╔══

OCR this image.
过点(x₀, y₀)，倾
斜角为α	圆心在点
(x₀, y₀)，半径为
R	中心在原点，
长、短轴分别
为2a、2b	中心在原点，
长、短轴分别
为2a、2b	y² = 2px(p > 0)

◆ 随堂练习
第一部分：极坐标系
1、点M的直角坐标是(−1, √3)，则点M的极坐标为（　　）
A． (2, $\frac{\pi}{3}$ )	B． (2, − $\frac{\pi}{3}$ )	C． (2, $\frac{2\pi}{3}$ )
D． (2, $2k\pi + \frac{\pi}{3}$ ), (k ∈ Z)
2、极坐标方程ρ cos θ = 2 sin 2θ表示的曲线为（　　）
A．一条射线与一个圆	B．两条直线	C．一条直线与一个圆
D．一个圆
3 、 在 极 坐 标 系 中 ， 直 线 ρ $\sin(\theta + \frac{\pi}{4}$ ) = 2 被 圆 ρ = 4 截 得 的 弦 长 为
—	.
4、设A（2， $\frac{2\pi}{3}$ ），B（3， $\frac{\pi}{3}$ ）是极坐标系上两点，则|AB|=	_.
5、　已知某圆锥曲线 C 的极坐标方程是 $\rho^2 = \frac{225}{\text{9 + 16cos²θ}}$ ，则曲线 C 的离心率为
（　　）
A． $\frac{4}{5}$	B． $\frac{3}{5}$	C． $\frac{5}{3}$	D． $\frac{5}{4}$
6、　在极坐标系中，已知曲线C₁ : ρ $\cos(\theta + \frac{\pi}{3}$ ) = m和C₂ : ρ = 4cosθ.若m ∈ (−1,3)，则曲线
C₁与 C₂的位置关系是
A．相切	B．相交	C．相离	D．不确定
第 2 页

╚══

Set down the entries verbatim, leaving none out.

◆ REPLY:
OCR this image.
过点(x₀, y₀)，倾
斜角为α	圆心在点
(x₀, y₀)，半径为
R	中心在原点，
长、短轴分别
为2a、2b	中心在原点，
长、短轴分别
为2a、2b	y² = 2px(p > 0)

◆ 随堂练习
第一部分：极坐标系
1、点M的直角坐标是(−1, √3)，则点M的极坐标为（　　）
A． (2, $\frac{\pi}{3}$ )	B． (2, − $\frac{\pi}{3}$ )	C． (2, $\frac{2\pi}{3}$ )
D． (2, $2k\pi + \frac{\pi}{3}$ ), (k ∈ Z)
2、极坐标方程ρ cos θ = 2 sin 2θ表示的曲线为（　　）
A．一条射线与一个圆	B．两条直线	C．一条直线与一个圆
D．一个圆
3 、 在 极 坐 标 系 中 ， 直 线 ρ $\sin(\theta + \frac{\pi}{4}$ ) = 2 被 圆 ρ = 4 截 得 的 弦 长 为
—	.
4、设A（2， $\frac{2\pi}{3}$ ），B（3， $\frac{\pi}{3}$ ）是极坐标系上两点，则|AB|=	_.
5、　已知某圆锥曲线 C 的极坐标方程是 $\rho^2 = \frac{225}{\text{9 + 16cos²θ}}$ ，则曲线 C 的离心率为
（　　）
A． $\frac{4}{5}$	B． $\frac{3}{5}$	C． $\frac{5}{3}$	D． $\frac{5}{4}$
6、　在极坐标系中，已知曲线C₁ : ρ $\cos(\theta + \frac{\pi}{3}$ ) = m和C₂ : ρ = 4cosθ.若m ∈ (−1,3)，则曲线
C₁与 C₂的位置关系是
A．相切	B．相交	C．相离	D．不确定
第 2 页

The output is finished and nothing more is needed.